> **Given exercise**
Write out the material from its first line through the line containing "agenda-heading: AGENDA: [351, 207, 417, 224]", substituting "row-body" for every "row-content" and leaving all else unchanged.

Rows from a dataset
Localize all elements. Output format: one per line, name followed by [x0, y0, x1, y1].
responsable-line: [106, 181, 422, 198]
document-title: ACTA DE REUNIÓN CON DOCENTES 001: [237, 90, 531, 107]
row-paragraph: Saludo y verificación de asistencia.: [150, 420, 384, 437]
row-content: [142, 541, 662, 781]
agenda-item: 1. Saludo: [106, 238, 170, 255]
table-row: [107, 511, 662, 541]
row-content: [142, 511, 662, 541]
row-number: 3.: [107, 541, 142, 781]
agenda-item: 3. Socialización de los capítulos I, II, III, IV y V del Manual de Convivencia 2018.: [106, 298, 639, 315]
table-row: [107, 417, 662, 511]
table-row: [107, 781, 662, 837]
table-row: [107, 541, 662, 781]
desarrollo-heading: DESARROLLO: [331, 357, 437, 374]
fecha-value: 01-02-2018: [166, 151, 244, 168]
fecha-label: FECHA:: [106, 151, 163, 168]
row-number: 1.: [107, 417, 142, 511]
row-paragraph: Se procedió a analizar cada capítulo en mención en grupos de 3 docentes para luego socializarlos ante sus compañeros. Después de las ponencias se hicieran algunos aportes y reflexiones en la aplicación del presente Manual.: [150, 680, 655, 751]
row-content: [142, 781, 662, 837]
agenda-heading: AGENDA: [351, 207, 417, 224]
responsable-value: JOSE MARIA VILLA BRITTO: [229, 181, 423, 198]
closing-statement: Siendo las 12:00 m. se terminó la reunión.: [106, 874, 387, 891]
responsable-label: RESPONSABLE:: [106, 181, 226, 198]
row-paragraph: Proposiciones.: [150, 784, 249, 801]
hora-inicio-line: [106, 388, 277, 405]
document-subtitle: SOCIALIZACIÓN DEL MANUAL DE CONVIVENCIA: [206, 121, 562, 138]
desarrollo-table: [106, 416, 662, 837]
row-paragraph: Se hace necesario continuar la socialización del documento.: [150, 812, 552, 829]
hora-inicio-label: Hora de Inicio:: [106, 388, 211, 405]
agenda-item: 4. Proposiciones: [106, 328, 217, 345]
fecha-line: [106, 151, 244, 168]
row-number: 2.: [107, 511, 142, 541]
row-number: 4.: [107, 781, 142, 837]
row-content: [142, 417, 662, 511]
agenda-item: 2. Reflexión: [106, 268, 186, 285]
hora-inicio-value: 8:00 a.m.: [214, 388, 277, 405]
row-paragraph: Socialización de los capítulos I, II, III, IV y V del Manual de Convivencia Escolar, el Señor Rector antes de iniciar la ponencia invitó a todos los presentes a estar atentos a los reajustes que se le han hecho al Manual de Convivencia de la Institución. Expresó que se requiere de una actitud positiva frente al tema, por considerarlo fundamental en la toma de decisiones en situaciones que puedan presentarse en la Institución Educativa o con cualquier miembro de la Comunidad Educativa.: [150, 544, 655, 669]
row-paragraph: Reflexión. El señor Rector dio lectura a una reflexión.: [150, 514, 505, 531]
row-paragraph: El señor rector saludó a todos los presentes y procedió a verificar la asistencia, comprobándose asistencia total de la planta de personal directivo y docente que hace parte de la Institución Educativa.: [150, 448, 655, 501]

> **Task answer**
Localize all elements. Output format: one per line, name followed by [x0, y0, x1, y1].
responsable-line: [106, 181, 422, 198]
document-title: ACTA DE REUNIÓN CON DOCENTES 001: [237, 90, 531, 107]
row-paragraph: Saludo y verificación de asistencia.: [150, 420, 384, 437]
row-body: [142, 541, 662, 781]
agenda-item: 1. Saludo: [106, 238, 170, 255]
table-row: [107, 511, 662, 541]
row-body: [142, 511, 662, 541]
row-number: 3.: [107, 541, 142, 781]
agenda-item: 3. Socialización de los capítulos I, II, III, IV y V del Manual de Convivencia 2018.: [106, 298, 639, 315]
table-row: [107, 417, 662, 511]
table-row: [107, 781, 662, 837]
table-row: [107, 541, 662, 781]
desarrollo-heading: DESARROLLO: [331, 357, 437, 374]
fecha-value: 01-02-2018: [166, 151, 244, 168]
fecha-label: FECHA:: [106, 151, 163, 168]
row-number: 1.: [107, 417, 142, 511]
row-paragraph: Se procedió a analizar cada capítulo en mención en grupos de 3 docentes para luego socializarlos ante sus compañeros. Después de las ponencias se hicieran algunos aportes y reflexiones en la aplicación del presente Manual.: [150, 680, 655, 751]
row-body: [142, 781, 662, 837]
agenda-heading: AGENDA: [351, 207, 417, 224]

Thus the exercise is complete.